Print out each entry below exactly, please.

___ Dataset extract

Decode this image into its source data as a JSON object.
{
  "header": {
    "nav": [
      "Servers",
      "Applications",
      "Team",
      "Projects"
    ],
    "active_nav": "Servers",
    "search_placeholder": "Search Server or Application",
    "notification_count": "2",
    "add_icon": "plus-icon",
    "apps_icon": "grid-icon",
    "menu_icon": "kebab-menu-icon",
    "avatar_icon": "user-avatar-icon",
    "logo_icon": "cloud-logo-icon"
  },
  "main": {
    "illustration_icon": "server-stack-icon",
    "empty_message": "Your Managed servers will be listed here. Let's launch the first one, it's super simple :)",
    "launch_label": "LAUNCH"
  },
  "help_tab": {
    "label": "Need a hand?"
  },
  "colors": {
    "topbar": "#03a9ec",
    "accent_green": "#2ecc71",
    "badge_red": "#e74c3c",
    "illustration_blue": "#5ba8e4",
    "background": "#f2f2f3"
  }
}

______

Expected output:
Decode this image into its source data as a JSON object.
{
  "header": {
    "nav": [
      "Servers",
      "Applications",
      "Team",
      "Projects"
    ],
    "active_nav": "Servers",
    "search_placeholder": "Search Server or Application",
    "notification_count": "2",
    "add_icon": "plus-icon",
    "apps_icon": "grid-icon",
    "menu_icon": "kebab-menu-icon",
    "avatar_icon": "user-avatar-icon",
    "logo_icon": "cloud-logo-icon"
  },
  "main": {
    "illustration_icon": "server-stack-icon",
    "empty_message": "Your Managed servers will be listed here. Let's launch the first one, it's super simple :)",
    "launch_label": "LAUNCH"
  },
  "help_tab": {
    "label": "Need a hand?"
  },
  "colors": {
    "topbar": "#03a9ec",
    "accent_green": "#2ecc71",
    "badge_red": "#e74c3c",
    "illustration_blue": "#5ba8e4",
    "background": "#f2f2f3"
  }
}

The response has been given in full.